▶ [Prompt]:
Output each entry verbatim and exclude every picture from it.

▶ [Record list]:
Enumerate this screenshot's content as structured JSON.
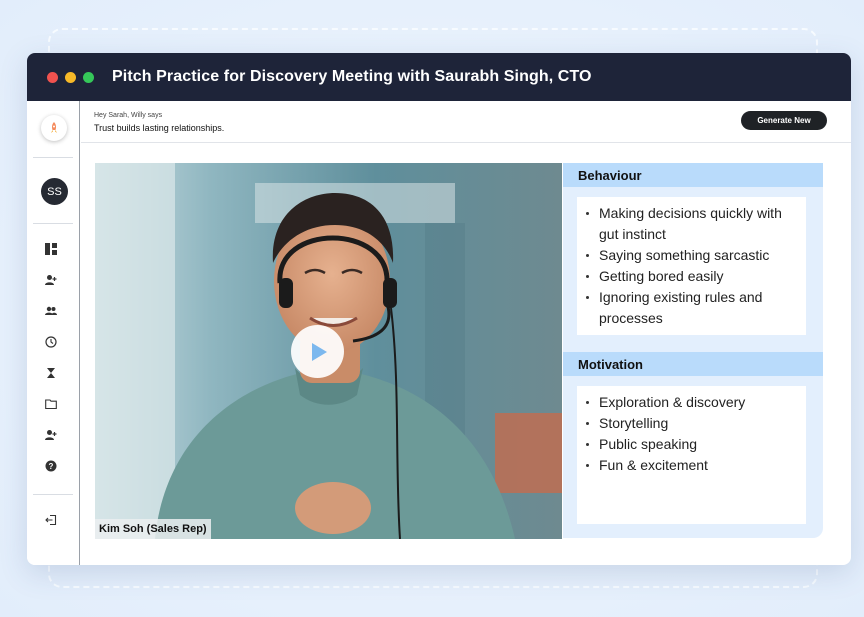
{
  "window": {
    "title": "Pitch Practice for Discovery Meeting with Saurabh Singh, CTO"
  },
  "sidebar": {
    "avatar_initials": "SS",
    "items": [
      {
        "icon": "dashboard-icon"
      },
      {
        "icon": "add-user-icon"
      },
      {
        "icon": "users-icon"
      },
      {
        "icon": "clock-icon"
      },
      {
        "icon": "hourglass-icon"
      },
      {
        "icon": "folder-icon"
      },
      {
        "icon": "user-plus-icon"
      },
      {
        "icon": "help-icon"
      },
      {
        "icon": "logout-icon"
      }
    ]
  },
  "header": {
    "greeting": "Hey Sarah, Willy says",
    "quote": "Trust builds lasting relationships.",
    "generate_label": "Generate New"
  },
  "video": {
    "caption": "Kim Soh (Sales Rep)"
  },
  "behaviour": {
    "heading": "Behaviour",
    "items": [
      "Making decisions quickly with gut instinct",
      "Saying something sarcastic",
      "Getting bored easily",
      "Ignoring existing rules and processes"
    ]
  },
  "motivation": {
    "heading": "Motivation",
    "items": [
      "Exploration & discovery",
      "Storytelling",
      "Public speaking",
      "Fun & excitement"
    ]
  },
  "colors": {
    "titlebar": "#1e2439",
    "section_header": "#b9dbfb",
    "panel_bg": "#e3effd",
    "button": "#1f2226"
  }
}
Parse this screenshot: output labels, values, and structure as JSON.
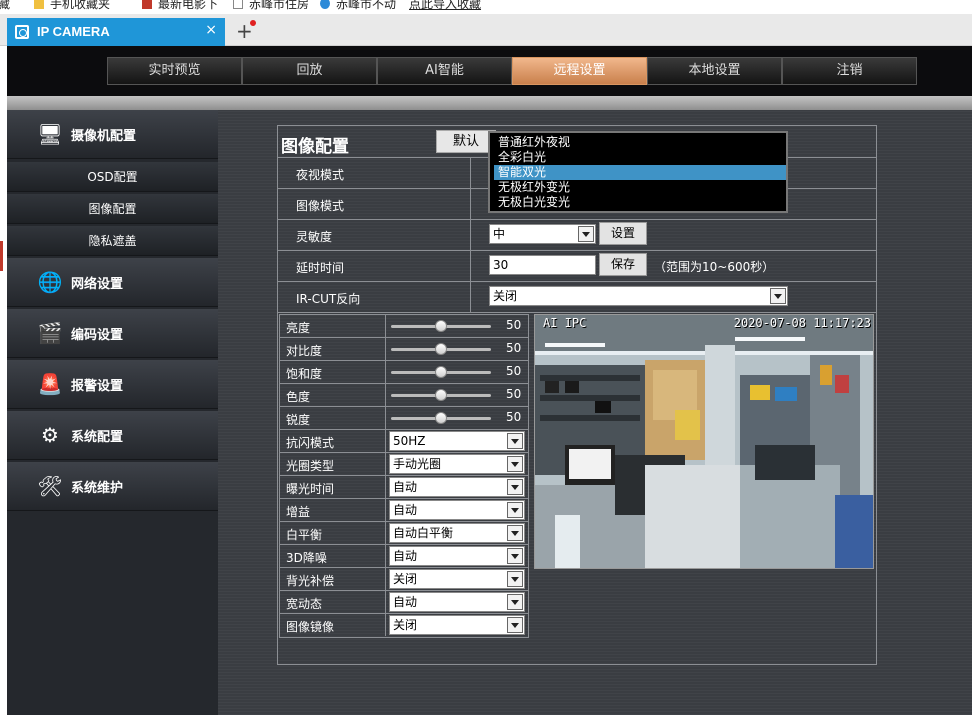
{
  "bookmarks": [
    {
      "label": "藏"
    },
    {
      "label": "手机收藏夹"
    },
    {
      "label": "最新电影下"
    },
    {
      "label": "赤峰市住房"
    },
    {
      "label": "赤峰市不动"
    },
    {
      "label": "点此导入收藏"
    }
  ],
  "browser_tab": {
    "title": "IP CAMERA",
    "close": "×",
    "new_tab": "+"
  },
  "nav": {
    "items": [
      {
        "label": "实时预览"
      },
      {
        "label": "回放"
      },
      {
        "label": "AI智能"
      },
      {
        "label": "远程设置",
        "active": true
      },
      {
        "label": "本地设置"
      },
      {
        "label": "注销"
      }
    ],
    "active_color": "#e0a070"
  },
  "sidebar": {
    "camera_config": "摄像机配置",
    "sub_items": [
      "OSD配置",
      "图像配置",
      "隐私遮盖"
    ],
    "network": "网络设置",
    "encoding": "编码设置",
    "alarm": "报警设置",
    "system_config": "系统配置",
    "system_maintain": "系统维护",
    "icons": [
      "monitor-icon",
      "network-icon",
      "clapperboard-icon",
      "alarm-icon",
      "gear-icon",
      "tools-icon"
    ]
  },
  "panel": {
    "title": "图像配置",
    "default_button": "默认",
    "rows": {
      "night_mode": "夜视模式",
      "image_mode": "图像模式",
      "sensitivity": "灵敏度",
      "delay": "延时时间",
      "ircut": "IR-CUT反向"
    },
    "sensitivity_value": "中",
    "set_button": "设置",
    "delay_value": "30",
    "save_button": "保存",
    "delay_hint": "（范围为10~600秒）",
    "ircut_value": "关闭",
    "dropdown": {
      "options": [
        "普通红外夜视",
        "全彩白光",
        "智能双光",
        "无极红外变光",
        "无极白光变光"
      ],
      "selected": "智能双光"
    }
  },
  "params": {
    "sliders": [
      {
        "label": "亮度",
        "value": "50",
        "level": 0.5
      },
      {
        "label": "对比度",
        "value": "50",
        "level": 0.5
      },
      {
        "label": "饱和度",
        "value": "50",
        "level": 0.5
      },
      {
        "label": "色度",
        "value": "50",
        "level": 0.5
      },
      {
        "label": "锐度",
        "value": "50",
        "level": 0.5
      }
    ],
    "selects": [
      {
        "label": "抗闪模式",
        "value": "50HZ"
      },
      {
        "label": "光圈类型",
        "value": "手动光圈"
      },
      {
        "label": "曝光时间",
        "value": "自动"
      },
      {
        "label": "增益",
        "value": "自动"
      },
      {
        "label": "白平衡",
        "value": "自动白平衡"
      },
      {
        "label": "3D降噪",
        "value": "自动"
      },
      {
        "label": "背光补偿",
        "value": "关闭"
      },
      {
        "label": "宽动态",
        "value": "自动"
      },
      {
        "label": "图像镜像",
        "value": "关闭"
      }
    ]
  },
  "video": {
    "osd_name": "AI IPC",
    "osd_time": "2020-07-08 11:17:23"
  }
}
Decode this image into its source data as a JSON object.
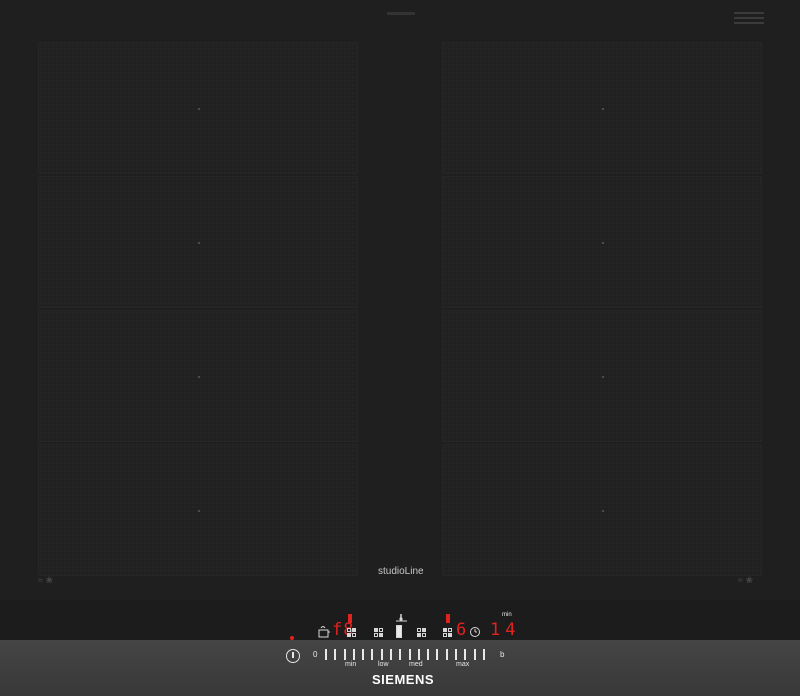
{
  "brand": "SIEMENS",
  "series_label": "studioLine",
  "colors": {
    "glass": "#1f1f1f",
    "indicator": "#e2221f",
    "strip": "#3e3e3e",
    "text": "#e6e6e6"
  },
  "zones_left": [
    {
      "name": "zone-left-1"
    },
    {
      "name": "zone-left-2"
    },
    {
      "name": "zone-left-3"
    },
    {
      "name": "zone-left-4"
    }
  ],
  "zones_right": [
    {
      "name": "zone-right-1"
    },
    {
      "name": "zone-right-2"
    },
    {
      "name": "zone-right-3"
    },
    {
      "name": "zone-right-4"
    }
  ],
  "display": {
    "left_power_level": "f8",
    "right_power_level": "6",
    "timer_value": "14",
    "timer_unit": "min"
  },
  "slider": {
    "zero": "0",
    "labels": [
      "min",
      "low",
      "med",
      "max"
    ],
    "boost": "b"
  },
  "icons": {
    "power": "power-icon",
    "pan": "pan-icon",
    "flex": "flex-zone-icon",
    "timer": "clock-icon",
    "fan": "ventilation-icon"
  }
}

▶ [Final result]:
Enumerate this screenshot's content as structured JSON.
{
  "window": {
    "title": "Pitch Practice for Discovery Meeting with Saurabh Singh, CTO"
  },
  "sidebar": {
    "avatar_initials": "SS",
    "items": [
      {
        "icon": "dashboard-icon"
      },
      {
        "icon": "add-user-icon"
      },
      {
        "icon": "users-icon"
      },
      {
        "icon": "clock-icon"
      },
      {
        "icon": "hourglass-icon"
      },
      {
        "icon": "folder-icon"
      },
      {
        "icon": "user-plus-icon"
      },
      {
        "icon": "help-icon"
      },
      {
        "icon": "logout-icon"
      }
    ]
  },
  "header": {
    "greeting": "Hey Sarah, Willy says",
    "quote": "Trust builds lasting relationships.",
    "generate_label": "Generate New"
  },
  "video": {
    "caption": "Kim Soh (Sales Rep)"
  },
  "behaviour": {
    "heading": "Behaviour",
    "items": [
      "Making decisions quickly with gut instinct",
      "Saying something sarcastic",
      "Getting bored easily",
      "Ignoring existing rules and processes"
    ]
  },
  "motivation": {
    "heading": "Motivation",
    "items": [
      "Exploration & discovery",
      "Storytelling",
      "Public speaking",
      "Fun & excitement"
    ]
  },
  "colors": {
    "titlebar": "#1e2439",
    "section_header": "#b9dbfb",
    "panel_bg": "#e3effd",
    "button": "#1f2226"
  }
}
Parse this screenshot: output labels, values, and structure as JSON.
{
  "bookmarks": [
    {
      "label": "藏"
    },
    {
      "label": "手机收藏夹"
    },
    {
      "label": "最新电影下"
    },
    {
      "label": "赤峰市住房"
    },
    {
      "label": "赤峰市不动"
    },
    {
      "label": "点此导入收藏"
    }
  ],
  "browser_tab": {
    "title": "IP CAMERA",
    "close": "×",
    "new_tab": "+"
  },
  "nav": {
    "items": [
      {
        "label": "实时预览"
      },
      {
        "label": "回放"
      },
      {
        "label": "AI智能"
      },
      {
        "label": "远程设置",
        "active": true
      },
      {
        "label": "本地设置"
      },
      {
        "label": "注销"
      }
    ],
    "active_color": "#e0a070"
  },
  "sidebar": {
    "camera_config": "摄像机配置",
    "sub_items": [
      "OSD配置",
      "图像配置",
      "隐私遮盖"
    ],
    "network": "网络设置",
    "encoding": "编码设置",
    "alarm": "报警设置",
    "system_config": "系统配置",
    "system_maintain": "系统维护",
    "icons": [
      "monitor-icon",
      "network-icon",
      "clapperboard-icon",
      "alarm-icon",
      "gear-icon",
      "tools-icon"
    ]
  },
  "panel": {
    "title": "图像配置",
    "default_button": "默认",
    "rows": {
      "night_mode": "夜视模式",
      "image_mode": "图像模式",
      "sensitivity": "灵敏度",
      "delay": "延时时间",
      "ircut": "IR-CUT反向"
    },
    "sensitivity_value": "中",
    "set_button": "设置",
    "delay_value": "30",
    "save_button": "保存",
    "delay_hint": "（范围为10~600秒）",
    "ircut_value": "关闭",
    "dropdown": {
      "options": [
        "普通红外夜视",
        "全彩白光",
        "智能双光",
        "无极红外变光",
        "无极白光变光"
      ],
      "selected": "智能双光"
    }
  },
  "params": {
    "sliders": [
      {
        "label": "亮度",
        "value": "50",
        "level": 0.5
      },
      {
        "label": "对比度",
        "value": "50",
        "level": 0.5
      },
      {
        "label": "饱和度",
        "value": "50",
        "level": 0.5
      },
      {
        "label": "色度",
        "value": "50",
        "level": 0.5
      },
      {
        "label": "锐度",
        "value": "50",
        "level": 0.5
      }
    ],
    "selects": [
      {
        "label": "抗闪模式",
        "value": "50HZ"
      },
      {
        "label": "光圈类型",
        "value": "手动光圈"
      },
      {
        "label": "曝光时间",
        "value": "自动"
      },
      {
        "label": "增益",
        "value": "自动"
      },
      {
        "label": "白平衡",
        "value": "自动白平衡"
      },
      {
        "label": "3D降噪",
        "value": "自动"
      },
      {
        "label": "背光补偿",
        "value": "关闭"
      },
      {
        "label": "宽动态",
        "value": "自动"
      },
      {
        "label": "图像镜像",
        "value": "关闭"
      }
    ]
  },
  "video": {
    "osd_name": "AI IPC",
    "osd_time": "2020-07-08 11:17:23"
  }
}
Decode this image into its source data as a JSON object.
{
  "brand": "SIEMENS",
  "series_label": "studioLine",
  "colors": {
    "glass": "#1f1f1f",
    "indicator": "#e2221f",
    "strip": "#3e3e3e",
    "text": "#e6e6e6"
  },
  "zones_left": [
    {
      "name": "zone-left-1"
    },
    {
      "name": "zone-left-2"
    },
    {
      "name": "zone-left-3"
    },
    {
      "name": "zone-left-4"
    }
  ],
  "zones_right": [
    {
      "name": "zone-right-1"
    },
    {
      "name": "zone-right-2"
    },
    {
      "name": "zone-right-3"
    },
    {
      "name": "zone-right-4"
    }
  ],
  "display": {
    "left_power_level": "f8",
    "right_power_level": "6",
    "timer_value": "14",
    "timer_unit": "min"
  },
  "slider": {
    "zero": "0",
    "labels": [
      "min",
      "low",
      "med",
      "max"
    ],
    "boost": "b"
  },
  "icons": {
    "power": "power-icon",
    "pan": "pan-icon",
    "flex": "flex-zone-icon",
    "timer": "clock-icon",
    "fan": "ventilation-icon"
  }
}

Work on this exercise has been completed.